(Stored dataset items)
◇ ◇ ◇
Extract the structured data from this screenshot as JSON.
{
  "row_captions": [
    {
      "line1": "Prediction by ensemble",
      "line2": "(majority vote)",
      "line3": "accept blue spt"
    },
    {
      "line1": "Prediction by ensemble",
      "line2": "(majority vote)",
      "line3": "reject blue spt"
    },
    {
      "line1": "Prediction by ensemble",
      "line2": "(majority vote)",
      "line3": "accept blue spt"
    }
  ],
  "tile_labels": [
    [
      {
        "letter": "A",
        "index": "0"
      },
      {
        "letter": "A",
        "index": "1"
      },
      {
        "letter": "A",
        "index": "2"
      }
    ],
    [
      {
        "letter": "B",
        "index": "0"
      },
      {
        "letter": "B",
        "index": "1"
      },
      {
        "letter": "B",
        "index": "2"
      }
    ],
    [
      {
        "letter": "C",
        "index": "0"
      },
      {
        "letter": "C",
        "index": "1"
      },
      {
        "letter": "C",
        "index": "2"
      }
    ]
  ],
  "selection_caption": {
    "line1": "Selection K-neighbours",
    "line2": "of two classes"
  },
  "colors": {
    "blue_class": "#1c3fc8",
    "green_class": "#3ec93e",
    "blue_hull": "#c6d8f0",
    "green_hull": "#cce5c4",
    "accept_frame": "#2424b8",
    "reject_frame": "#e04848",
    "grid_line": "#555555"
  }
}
◇ ◇ ◇
Output the listing above without altering a single character.

Extract the structured data from this screenshot as JSON.
{
  "row_captions": [
    {
      "line1": "Prediction by ensemble",
      "line2": "(majority vote)",
      "line3": "accept blue spt"
    },
    {
      "line1": "Prediction by ensemble",
      "line2": "(majority vote)",
      "line3": "reject blue spt"
    },
    {
      "line1": "Prediction by ensemble",
      "line2": "(majority vote)",
      "line3": "accept blue spt"
    }
  ],
  "tile_labels": [
    [
      {
        "letter": "A",
        "index": "0"
      },
      {
        "letter": "A",
        "index": "1"
      },
      {
        "letter": "A",
        "index": "2"
      }
    ],
    [
      {
        "letter": "B",
        "index": "0"
      },
      {
        "letter": "B",
        "index": "1"
      },
      {
        "letter": "B",
        "index": "2"
      }
    ],
    [
      {
        "letter": "C",
        "index": "0"
      },
      {
        "letter": "C",
        "index": "1"
      },
      {
        "letter": "C",
        "index": "2"
      }
    ]
  ],
  "selection_caption": {
    "line1": "Selection K-neighbours",
    "line2": "of two classes"
  },
  "colors": {
    "blue_class": "#1c3fc8",
    "green_class": "#3ec93e",
    "blue_hull": "#c6d8f0",
    "green_hull": "#cce5c4",
    "accept_frame": "#2424b8",
    "reject_frame": "#e04848",
    "grid_line": "#555555"
  }
}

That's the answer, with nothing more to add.